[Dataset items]
----------
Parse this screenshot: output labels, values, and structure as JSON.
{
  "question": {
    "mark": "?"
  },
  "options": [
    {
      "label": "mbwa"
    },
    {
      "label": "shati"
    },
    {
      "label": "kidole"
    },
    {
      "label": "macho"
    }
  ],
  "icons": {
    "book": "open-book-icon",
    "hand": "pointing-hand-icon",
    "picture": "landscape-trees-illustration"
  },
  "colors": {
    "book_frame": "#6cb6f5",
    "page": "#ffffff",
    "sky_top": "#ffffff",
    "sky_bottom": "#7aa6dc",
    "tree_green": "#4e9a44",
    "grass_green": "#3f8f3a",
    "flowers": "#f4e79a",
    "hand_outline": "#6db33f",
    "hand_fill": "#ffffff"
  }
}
----------
*Prompt*. Reproduce the full listing exactly.

*Result of the task*.
Parse this screenshot: output labels, values, and structure as JSON.
{
  "question": {
    "mark": "?"
  },
  "options": [
    {
      "label": "mbwa"
    },
    {
      "label": "shati"
    },
    {
      "label": "kidole"
    },
    {
      "label": "macho"
    }
  ],
  "icons": {
    "book": "open-book-icon",
    "hand": "pointing-hand-icon",
    "picture": "landscape-trees-illustration"
  },
  "colors": {
    "book_frame": "#6cb6f5",
    "page": "#ffffff",
    "sky_top": "#ffffff",
    "sky_bottom": "#7aa6dc",
    "tree_green": "#4e9a44",
    "grass_green": "#3f8f3a",
    "flowers": "#f4e79a",
    "hand_outline": "#6db33f",
    "hand_fill": "#ffffff"
  }
}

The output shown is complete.